>> Start Material for this task
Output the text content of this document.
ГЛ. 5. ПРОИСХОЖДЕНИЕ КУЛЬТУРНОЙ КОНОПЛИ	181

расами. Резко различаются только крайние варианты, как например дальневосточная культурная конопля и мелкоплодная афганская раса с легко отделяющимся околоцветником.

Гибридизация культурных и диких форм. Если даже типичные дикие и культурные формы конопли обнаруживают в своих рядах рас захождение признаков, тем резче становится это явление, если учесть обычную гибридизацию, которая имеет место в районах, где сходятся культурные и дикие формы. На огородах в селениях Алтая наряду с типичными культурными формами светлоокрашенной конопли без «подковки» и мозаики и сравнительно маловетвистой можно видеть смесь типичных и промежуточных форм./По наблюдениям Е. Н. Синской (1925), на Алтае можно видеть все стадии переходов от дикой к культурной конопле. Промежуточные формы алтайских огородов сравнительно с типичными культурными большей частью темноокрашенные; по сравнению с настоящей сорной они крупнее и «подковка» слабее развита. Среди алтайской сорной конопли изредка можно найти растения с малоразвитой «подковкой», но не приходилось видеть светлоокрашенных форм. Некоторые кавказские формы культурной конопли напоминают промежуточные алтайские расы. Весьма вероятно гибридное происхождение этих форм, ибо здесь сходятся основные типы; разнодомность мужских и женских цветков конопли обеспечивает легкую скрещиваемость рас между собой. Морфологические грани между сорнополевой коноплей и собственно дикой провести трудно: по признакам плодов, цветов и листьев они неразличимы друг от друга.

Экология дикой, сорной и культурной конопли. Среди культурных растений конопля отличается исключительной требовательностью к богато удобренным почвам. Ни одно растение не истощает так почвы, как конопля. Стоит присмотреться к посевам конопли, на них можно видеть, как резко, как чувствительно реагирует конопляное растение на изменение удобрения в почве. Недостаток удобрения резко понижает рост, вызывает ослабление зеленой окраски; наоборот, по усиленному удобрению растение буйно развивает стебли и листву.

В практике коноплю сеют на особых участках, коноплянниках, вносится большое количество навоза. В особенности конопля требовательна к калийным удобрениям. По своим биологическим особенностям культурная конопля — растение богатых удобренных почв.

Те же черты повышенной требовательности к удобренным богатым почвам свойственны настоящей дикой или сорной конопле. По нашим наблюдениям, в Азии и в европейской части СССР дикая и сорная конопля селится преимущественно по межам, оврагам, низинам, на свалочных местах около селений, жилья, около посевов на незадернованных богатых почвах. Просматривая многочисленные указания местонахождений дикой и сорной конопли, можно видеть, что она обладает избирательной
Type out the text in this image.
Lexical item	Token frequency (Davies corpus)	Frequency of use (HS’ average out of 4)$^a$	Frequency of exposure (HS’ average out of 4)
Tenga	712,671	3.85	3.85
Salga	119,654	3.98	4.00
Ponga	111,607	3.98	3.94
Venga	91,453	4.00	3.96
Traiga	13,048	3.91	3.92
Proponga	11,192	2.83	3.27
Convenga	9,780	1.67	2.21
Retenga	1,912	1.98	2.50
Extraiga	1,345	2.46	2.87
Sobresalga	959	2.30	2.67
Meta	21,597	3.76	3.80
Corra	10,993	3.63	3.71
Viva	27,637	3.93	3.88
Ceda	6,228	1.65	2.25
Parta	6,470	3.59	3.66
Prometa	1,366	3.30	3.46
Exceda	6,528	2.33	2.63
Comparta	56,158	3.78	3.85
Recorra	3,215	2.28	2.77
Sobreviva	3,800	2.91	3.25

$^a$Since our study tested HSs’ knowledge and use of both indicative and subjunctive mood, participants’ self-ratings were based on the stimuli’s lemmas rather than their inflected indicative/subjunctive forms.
>> End Material for this task
→ Set task
Print out the whole listing exactly as it appears.

→ Full response
Output the text content of this document.
ГЛ. 5. ПРОИСХОЖДЕНИЕ КУЛЬТУРНОЙ КОНОПЛИ	181

расами. Резко различаются только крайние варианты, как например дальневосточная культурная конопля и мелкоплодная афганская раса с легко отделяющимся околоцветником.

Гибридизация культурных и диких форм. Если даже типичные дикие и культурные формы конопли обнаруживают в своих рядах рас захождение признаков, тем резче становится это явление, если учесть обычную гибридизацию, которая имеет место в районах, где сходятся культурные и дикие формы. На огородах в селениях Алтая наряду с типичными культурными формами светлоокрашенной конопли без «подковки» и мозаики и сравнительно маловетвистой можно видеть смесь типичных и промежуточных форм./По наблюдениям Е. Н. Синской (1925), на Алтае можно видеть все стадии переходов от дикой к культурной конопле. Промежуточные формы алтайских огородов сравнительно с типичными культурными большей частью темноокрашенные; по сравнению с настоящей сорной они крупнее и «подковка» слабее развита. Среди алтайской сорной конопли изредка можно найти растения с малоразвитой «подковкой», но не приходилось видеть светлоокрашенных форм. Некоторые кавказские формы культурной конопли напоминают промежуточные алтайские расы. Весьма вероятно гибридное происхождение этих форм, ибо здесь сходятся основные типы; разнодомность мужских и женских цветков конопли обеспечивает легкую скрещиваемость рас между собой. Морфологические грани между сорнополевой коноплей и собственно дикой провести трудно: по признакам плодов, цветов и листьев они неразличимы друг от друга.

Экология дикой, сорной и культурной конопли. Среди культурных растений конопля отличается исключительной требовательностью к богато удобренным почвам. Ни одно растение не истощает так почвы, как конопля. Стоит присмотреться к посевам конопли, на них можно видеть, как резко, как чувствительно реагирует конопляное растение на изменение удобрения в почве. Недостаток удобрения резко понижает рост, вызывает ослабление зеленой окраски; наоборот, по усиленному удобрению растение буйно развивает стебли и листву.

В практике коноплю сеют на особых участках, коноплянниках, вносится большое количество навоза. В особенности конопля требовательна к калийным удобрениям. По своим биологическим особенностям культурная конопля — растение богатых удобренных почв.

Те же черты повышенной требовательности к удобренным богатым почвам свойственны настоящей дикой или сорной конопле. По нашим наблюдениям, в Азии и в европейской части СССР дикая и сорная конопля селится преимущественно по межам, оврагам, низинам, на свалочных местах около селений, жилья, около посевов на незадернованных богатых почвах. Просматривая многочисленные указания местонахождений дикой и сорной конопли, можно видеть, что она обладает избирательной
Type out the text in this image.
Lexical item	Token frequency (Davies corpus)	Frequency of use (HS’ average out of 4)$^a$	Frequency of exposure (HS’ average out of 4)
Tenga	712,671	3.85	3.85
Salga	119,654	3.98	4.00
Ponga	111,607	3.98	3.94
Venga	91,453	4.00	3.96
Traiga	13,048	3.91	3.92
Proponga	11,192	2.83	3.27
Convenga	9,780	1.67	2.21
Retenga	1,912	1.98	2.50
Extraiga	1,345	2.46	2.87
Sobresalga	959	2.30	2.67
Meta	21,597	3.76	3.80
Corra	10,993	3.63	3.71
Viva	27,637	3.93	3.88
Ceda	6,228	1.65	2.25
Parta	6,470	3.59	3.66
Prometa	1,366	3.30	3.46
Exceda	6,528	2.33	2.63
Comparta	56,158	3.78	3.85
Recorra	3,215	2.28	2.77
Sobreviva	3,800	2.91	3.25

$^a$Since our study tested HSs’ knowledge and use of both indicative and subjunctive mood, participants’ self-ratings were based on the stimuli’s lemmas rather than their inflected indicative/subjunctive forms.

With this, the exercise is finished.